Your task is to copy every line of the records below that contains "ylabel".
========
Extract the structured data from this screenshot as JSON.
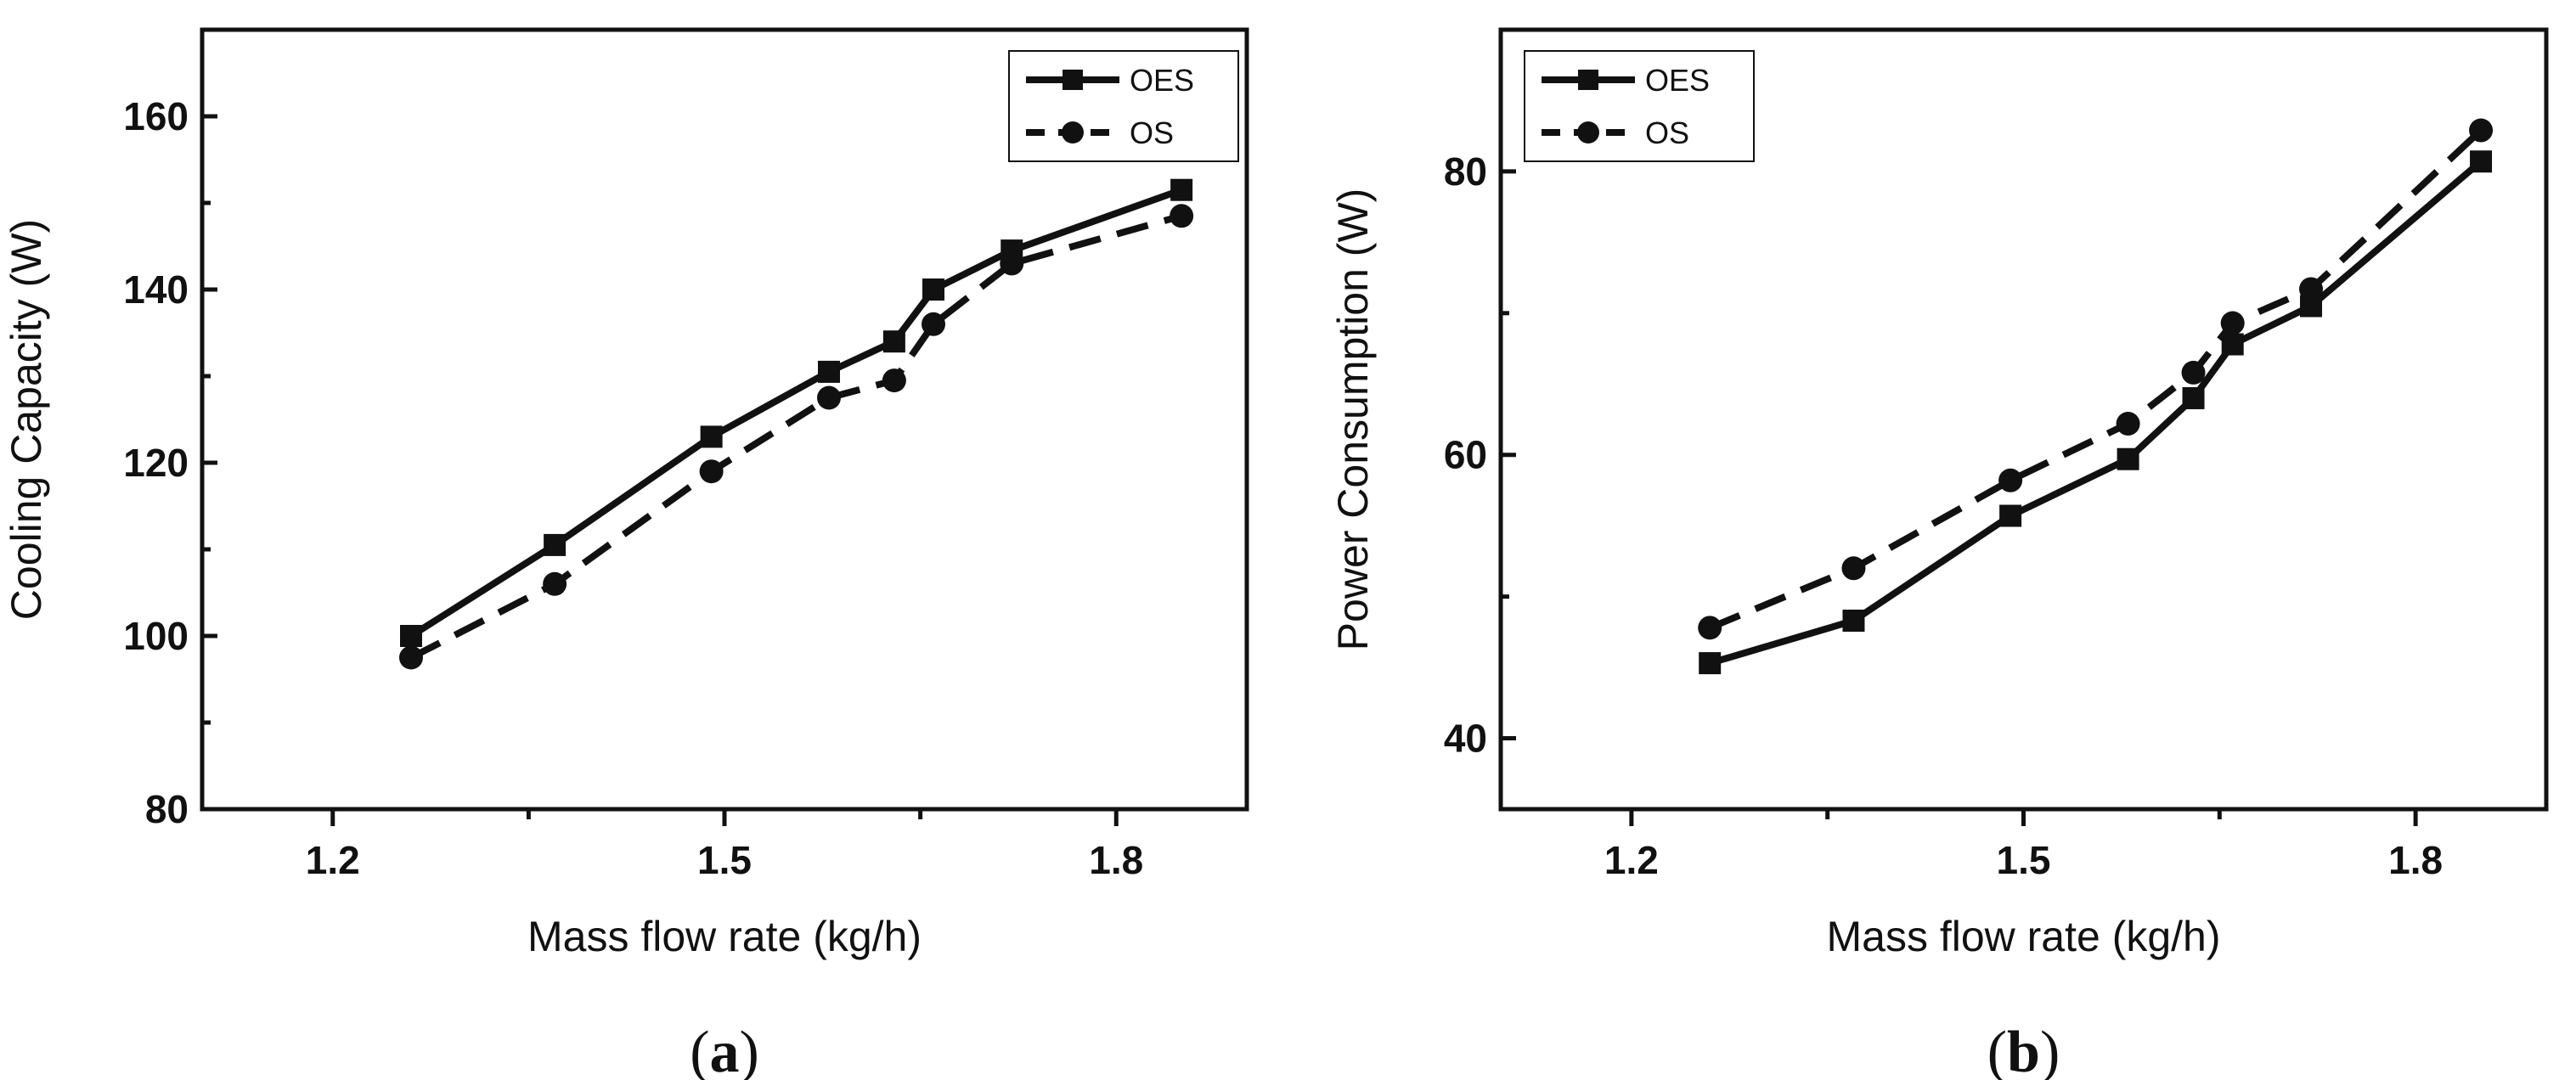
{
  "chart_data": [
    {
      "type": "line",
      "panel_label": "a",
      "xlabel": "Mass flow rate (kg/h)",
      "ylabel": "Cooling Capacity (W)",
      "xlim": [
        1.1,
        1.9
      ],
      "ylim": [
        80,
        170
      ],
      "xticks": [
        1.2,
        1.5,
        1.8
      ],
      "xtick_labels": [
        "1.2",
        "1.5",
        "1.8"
      ],
      "yticks": [
        80,
        100,
        120,
        140,
        160
      ],
      "ytick_labels": [
        "80",
        "100",
        "120",
        "140",
        "160"
      ],
      "grid": false,
      "legend_position": "top-right",
      "series": [
        {
          "name": "OES",
          "style": "solid",
          "marker": "square",
          "x": [
            1.26,
            1.37,
            1.49,
            1.58,
            1.63,
            1.66,
            1.72,
            1.85
          ],
          "y": [
            100,
            110.5,
            123,
            130.5,
            134,
            140,
            144.5,
            151.5
          ]
        },
        {
          "name": "OS",
          "style": "dashed",
          "marker": "circle",
          "x": [
            1.26,
            1.37,
            1.49,
            1.58,
            1.63,
            1.66,
            1.72,
            1.85
          ],
          "y": [
            97.5,
            106,
            119,
            127.5,
            129.5,
            136,
            143,
            148.5
          ]
        }
      ]
    },
    {
      "type": "line",
      "panel_label": "b",
      "xlabel": "Mass flow rate (kg/h)",
      "ylabel": "Power Consumption (W)",
      "xlim": [
        1.1,
        1.9
      ],
      "ylim": [
        35,
        90
      ],
      "xticks": [
        1.2,
        1.5,
        1.8
      ],
      "xtick_labels": [
        "1.2",
        "1.5",
        "1.8"
      ],
      "yticks": [
        40,
        60,
        80
      ],
      "ytick_labels": [
        "40",
        "60",
        "80"
      ],
      "grid": false,
      "legend_position": "top-left",
      "series": [
        {
          "name": "OES",
          "style": "solid",
          "marker": "square",
          "x": [
            1.26,
            1.37,
            1.49,
            1.58,
            1.63,
            1.66,
            1.72,
            1.85
          ],
          "y": [
            45.3,
            48.3,
            55.7,
            59.7,
            64.0,
            67.8,
            70.5,
            80.7
          ]
        },
        {
          "name": "OS",
          "style": "dashed",
          "marker": "circle",
          "x": [
            1.26,
            1.37,
            1.49,
            1.58,
            1.63,
            1.66,
            1.72,
            1.85
          ],
          "y": [
            47.8,
            52.0,
            58.2,
            62.2,
            65.8,
            69.3,
            71.7,
            82.9
          ]
        }
      ]
    }
  ]
}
========
* **Solution to the problem**
      "ylabel": "Cooling Capacity (W)",
      "ylabel": "Power Consumption (W)",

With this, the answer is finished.